# [TO DO]
Pick out each line containing the string "记录核算过程和结果".

# [THE DATA]

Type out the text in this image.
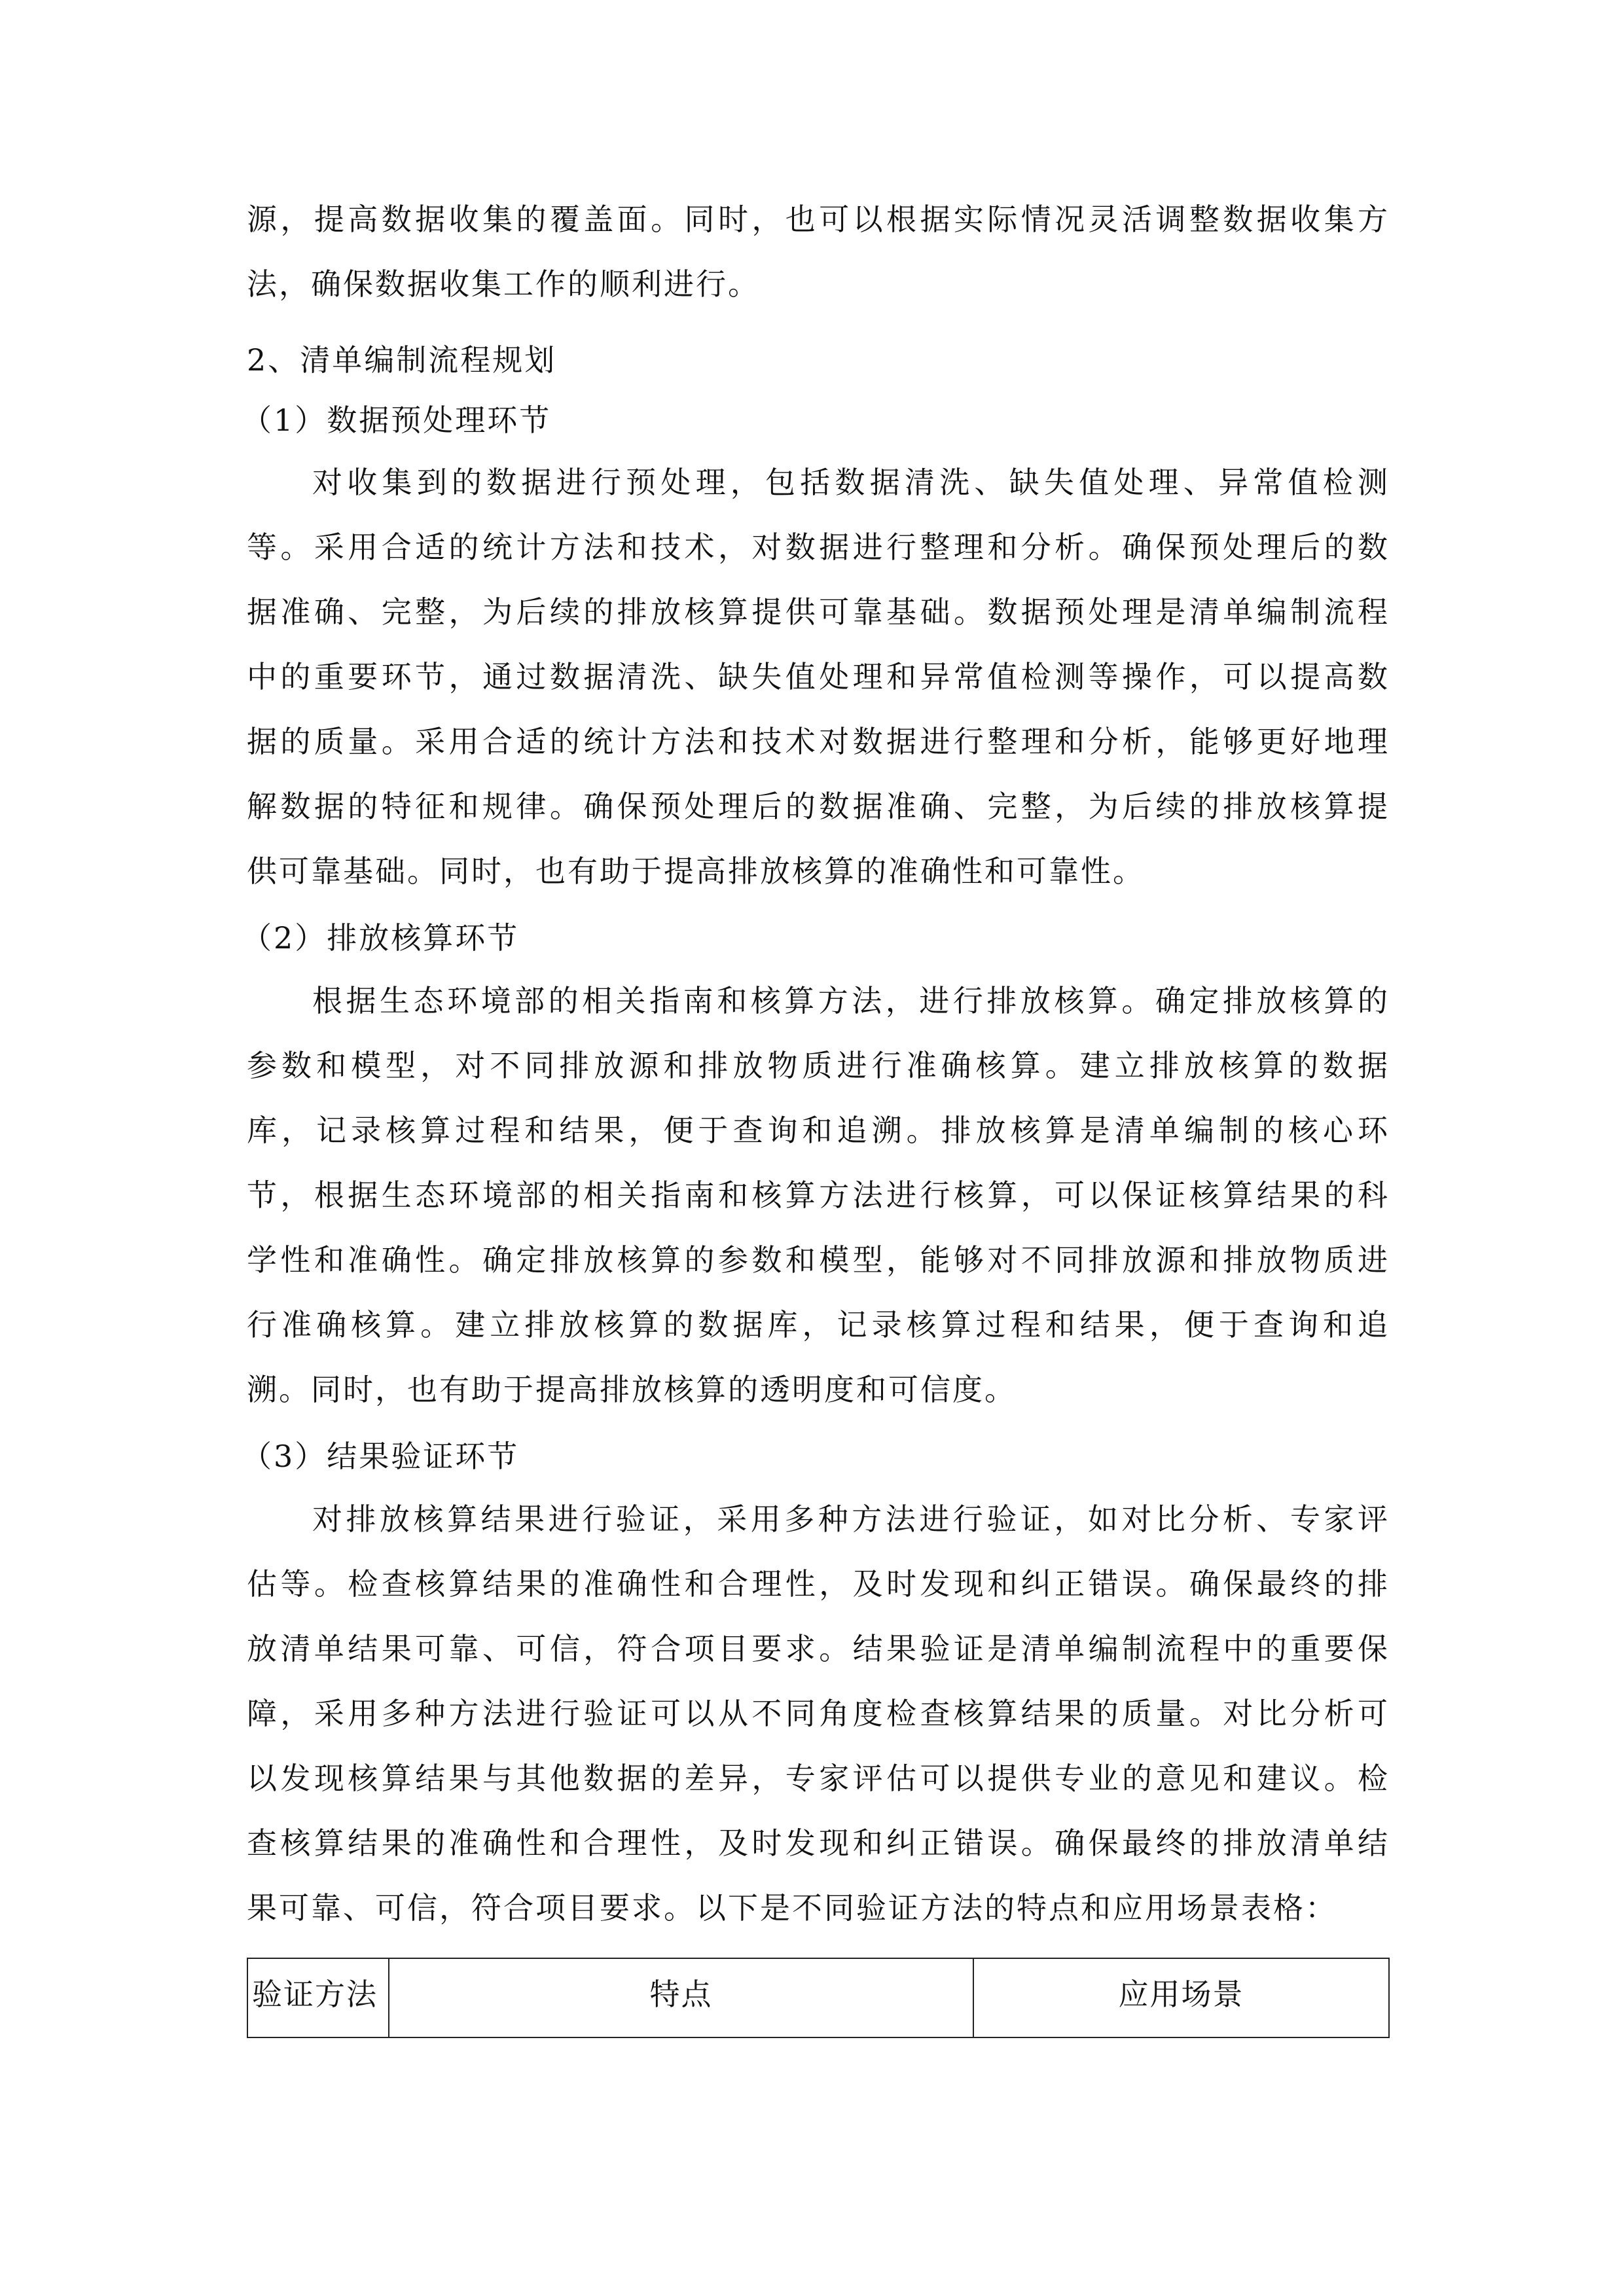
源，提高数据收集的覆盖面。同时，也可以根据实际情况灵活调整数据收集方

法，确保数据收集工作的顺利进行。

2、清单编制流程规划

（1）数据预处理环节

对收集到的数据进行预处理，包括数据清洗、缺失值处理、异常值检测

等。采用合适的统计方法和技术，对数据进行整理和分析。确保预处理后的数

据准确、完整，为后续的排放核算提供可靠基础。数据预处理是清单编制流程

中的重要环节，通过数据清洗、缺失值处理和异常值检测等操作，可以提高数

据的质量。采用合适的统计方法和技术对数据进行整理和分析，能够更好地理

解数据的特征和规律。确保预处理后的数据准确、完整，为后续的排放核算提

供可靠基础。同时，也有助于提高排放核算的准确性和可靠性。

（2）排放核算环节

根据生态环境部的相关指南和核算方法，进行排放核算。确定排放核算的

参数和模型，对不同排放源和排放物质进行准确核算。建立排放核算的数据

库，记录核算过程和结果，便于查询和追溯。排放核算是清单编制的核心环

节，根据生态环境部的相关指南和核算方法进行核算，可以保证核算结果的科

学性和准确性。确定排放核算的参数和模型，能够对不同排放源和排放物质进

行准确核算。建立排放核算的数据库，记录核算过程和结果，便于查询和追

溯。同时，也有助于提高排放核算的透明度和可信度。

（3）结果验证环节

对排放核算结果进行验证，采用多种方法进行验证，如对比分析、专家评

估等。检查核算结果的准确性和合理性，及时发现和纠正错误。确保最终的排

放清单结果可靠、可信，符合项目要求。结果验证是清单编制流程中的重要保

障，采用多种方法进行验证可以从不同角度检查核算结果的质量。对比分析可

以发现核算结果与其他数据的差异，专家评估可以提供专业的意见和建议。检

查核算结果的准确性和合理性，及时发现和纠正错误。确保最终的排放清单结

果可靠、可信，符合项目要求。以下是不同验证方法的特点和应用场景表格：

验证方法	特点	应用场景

# [CORRECT RESPONSE]
库，记录核算过程和结果，便于查询和追溯。排放核算是清单编制的核心环
行准确核算。建立排放核算的数据库，记录核算过程和结果，便于查询和追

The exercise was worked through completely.